Leave out the pictures and restate the rest of the data exactly.

LISTING:
__________

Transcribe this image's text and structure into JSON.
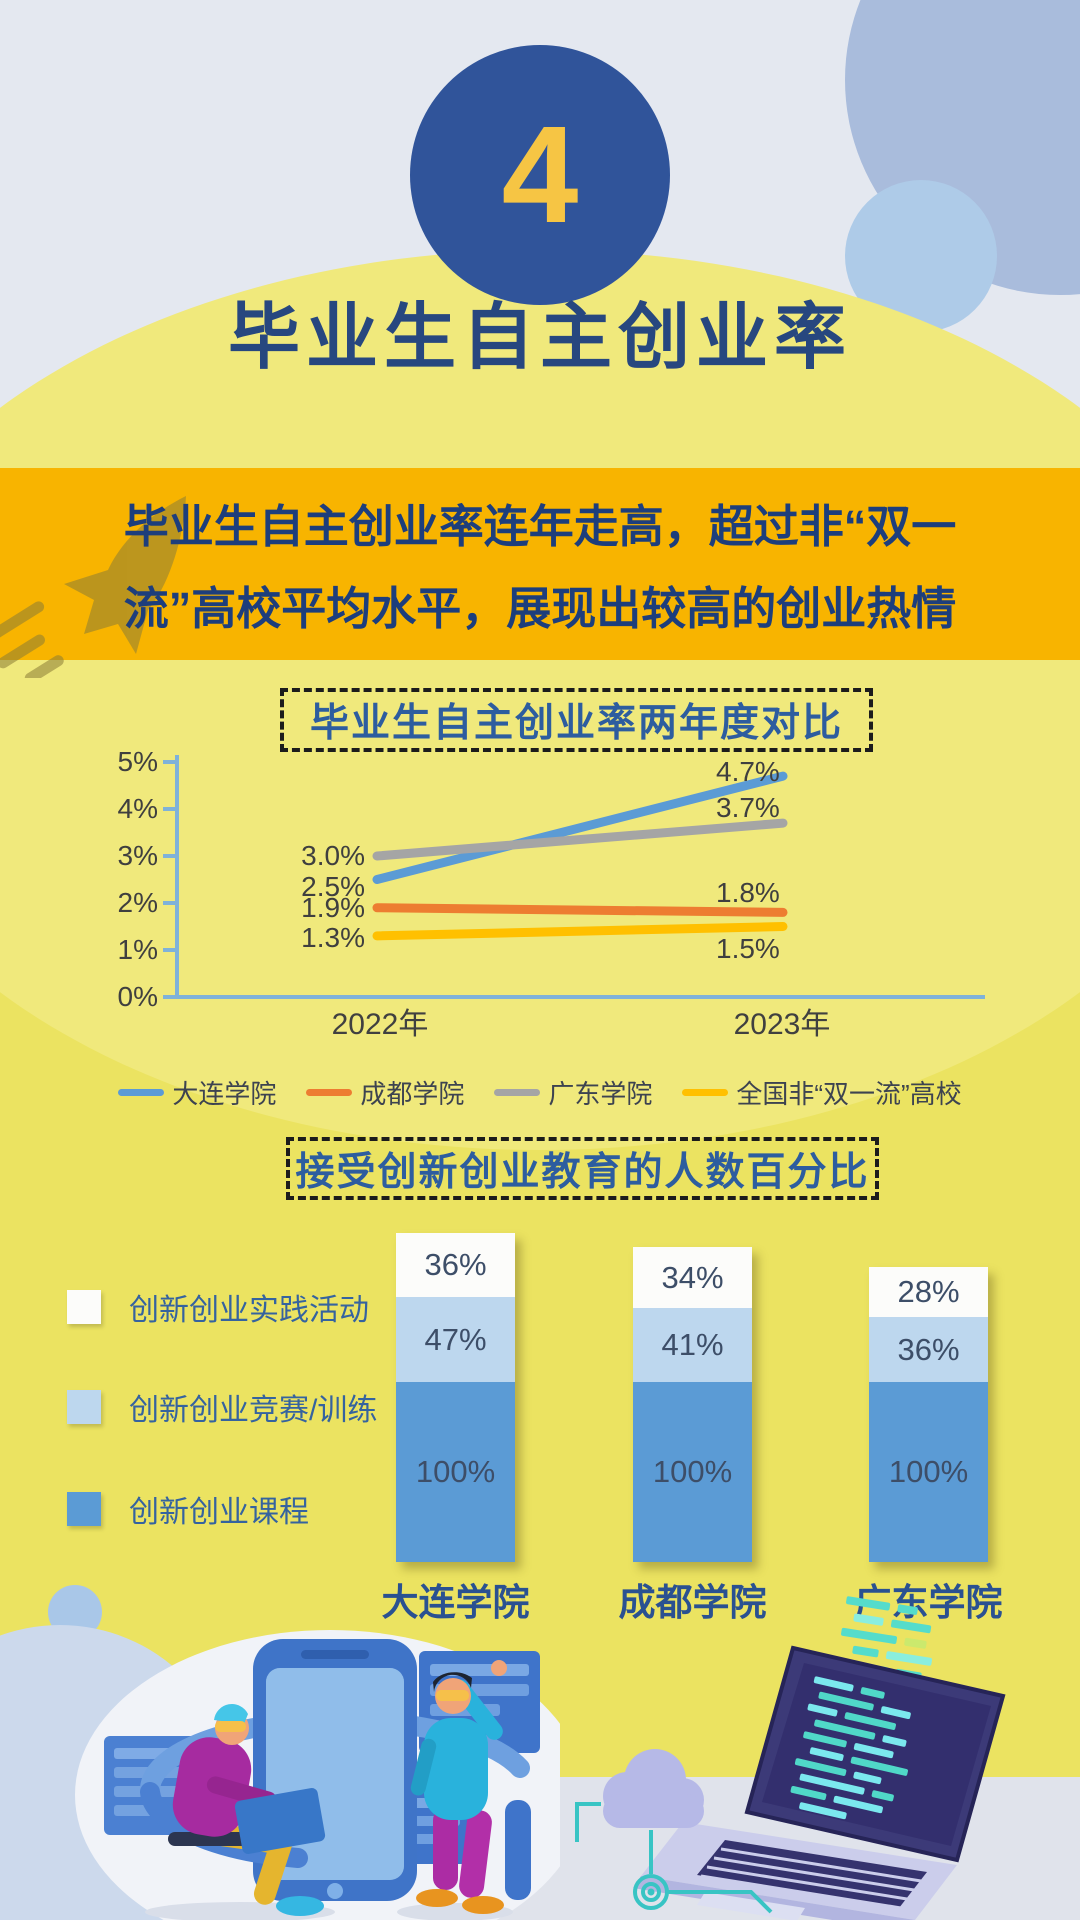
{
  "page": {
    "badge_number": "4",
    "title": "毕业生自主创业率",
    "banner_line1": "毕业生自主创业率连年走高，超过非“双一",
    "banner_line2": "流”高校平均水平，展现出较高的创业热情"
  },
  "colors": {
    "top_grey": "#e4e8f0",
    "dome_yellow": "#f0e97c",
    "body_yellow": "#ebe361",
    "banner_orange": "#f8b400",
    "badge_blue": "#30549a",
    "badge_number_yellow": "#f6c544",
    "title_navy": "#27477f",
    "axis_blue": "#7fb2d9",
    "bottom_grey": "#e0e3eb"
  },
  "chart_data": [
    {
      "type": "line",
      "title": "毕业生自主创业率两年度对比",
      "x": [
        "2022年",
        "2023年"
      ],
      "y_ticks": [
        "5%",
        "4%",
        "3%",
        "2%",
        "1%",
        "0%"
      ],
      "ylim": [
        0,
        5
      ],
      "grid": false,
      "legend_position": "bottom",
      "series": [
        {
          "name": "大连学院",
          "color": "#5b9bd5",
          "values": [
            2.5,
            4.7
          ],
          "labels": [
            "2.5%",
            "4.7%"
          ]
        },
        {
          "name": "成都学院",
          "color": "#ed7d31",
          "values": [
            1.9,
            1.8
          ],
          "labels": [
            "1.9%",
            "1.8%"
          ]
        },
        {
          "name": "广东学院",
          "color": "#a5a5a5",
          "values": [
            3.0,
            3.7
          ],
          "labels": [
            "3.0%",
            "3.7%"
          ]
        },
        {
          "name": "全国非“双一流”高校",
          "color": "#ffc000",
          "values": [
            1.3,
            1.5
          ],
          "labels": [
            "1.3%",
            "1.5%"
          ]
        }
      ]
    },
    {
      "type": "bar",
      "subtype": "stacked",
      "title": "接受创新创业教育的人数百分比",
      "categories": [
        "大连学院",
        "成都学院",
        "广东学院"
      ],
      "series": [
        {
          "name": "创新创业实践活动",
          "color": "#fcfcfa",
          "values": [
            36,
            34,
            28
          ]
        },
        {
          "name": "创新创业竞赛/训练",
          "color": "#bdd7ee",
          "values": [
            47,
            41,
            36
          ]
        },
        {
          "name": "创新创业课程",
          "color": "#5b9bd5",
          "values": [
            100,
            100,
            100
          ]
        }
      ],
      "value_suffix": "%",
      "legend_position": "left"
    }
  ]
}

__________

SOLUTION FOR THIS EXERCISE:
Transcribe this image's text and structure into JSON.
{
  "page": {
    "badge_number": "4",
    "title": "毕业生自主创业率",
    "banner_line1": "毕业生自主创业率连年走高，超过非“双一",
    "banner_line2": "流”高校平均水平，展现出较高的创业热情"
  },
  "colors": {
    "top_grey": "#e4e8f0",
    "dome_yellow": "#f0e97c",
    "body_yellow": "#ebe361",
    "banner_orange": "#f8b400",
    "badge_blue": "#30549a",
    "badge_number_yellow": "#f6c544",
    "title_navy": "#27477f",
    "axis_blue": "#7fb2d9",
    "bottom_grey": "#e0e3eb"
  },
  "chart_data": [
    {
      "type": "line",
      "title": "毕业生自主创业率两年度对比",
      "x": [
        "2022年",
        "2023年"
      ],
      "y_ticks": [
        "5%",
        "4%",
        "3%",
        "2%",
        "1%",
        "0%"
      ],
      "ylim": [
        0,
        5
      ],
      "grid": false,
      "legend_position": "bottom",
      "series": [
        {
          "name": "大连学院",
          "color": "#5b9bd5",
          "values": [
            2.5,
            4.7
          ],
          "labels": [
            "2.5%",
            "4.7%"
          ]
        },
        {
          "name": "成都学院",
          "color": "#ed7d31",
          "values": [
            1.9,
            1.8
          ],
          "labels": [
            "1.9%",
            "1.8%"
          ]
        },
        {
          "name": "广东学院",
          "color": "#a5a5a5",
          "values": [
            3.0,
            3.7
          ],
          "labels": [
            "3.0%",
            "3.7%"
          ]
        },
        {
          "name": "全国非“双一流”高校",
          "color": "#ffc000",
          "values": [
            1.3,
            1.5
          ],
          "labels": [
            "1.3%",
            "1.5%"
          ]
        }
      ]
    },
    {
      "type": "bar",
      "subtype": "stacked",
      "title": "接受创新创业教育的人数百分比",
      "categories": [
        "大连学院",
        "成都学院",
        "广东学院"
      ],
      "series": [
        {
          "name": "创新创业实践活动",
          "color": "#fcfcfa",
          "values": [
            36,
            34,
            28
          ]
        },
        {
          "name": "创新创业竞赛/训练",
          "color": "#bdd7ee",
          "values": [
            47,
            41,
            36
          ]
        },
        {
          "name": "创新创业课程",
          "color": "#5b9bd5",
          "values": [
            100,
            100,
            100
          ]
        }
      ],
      "value_suffix": "%",
      "legend_position": "left"
    }
  ]
}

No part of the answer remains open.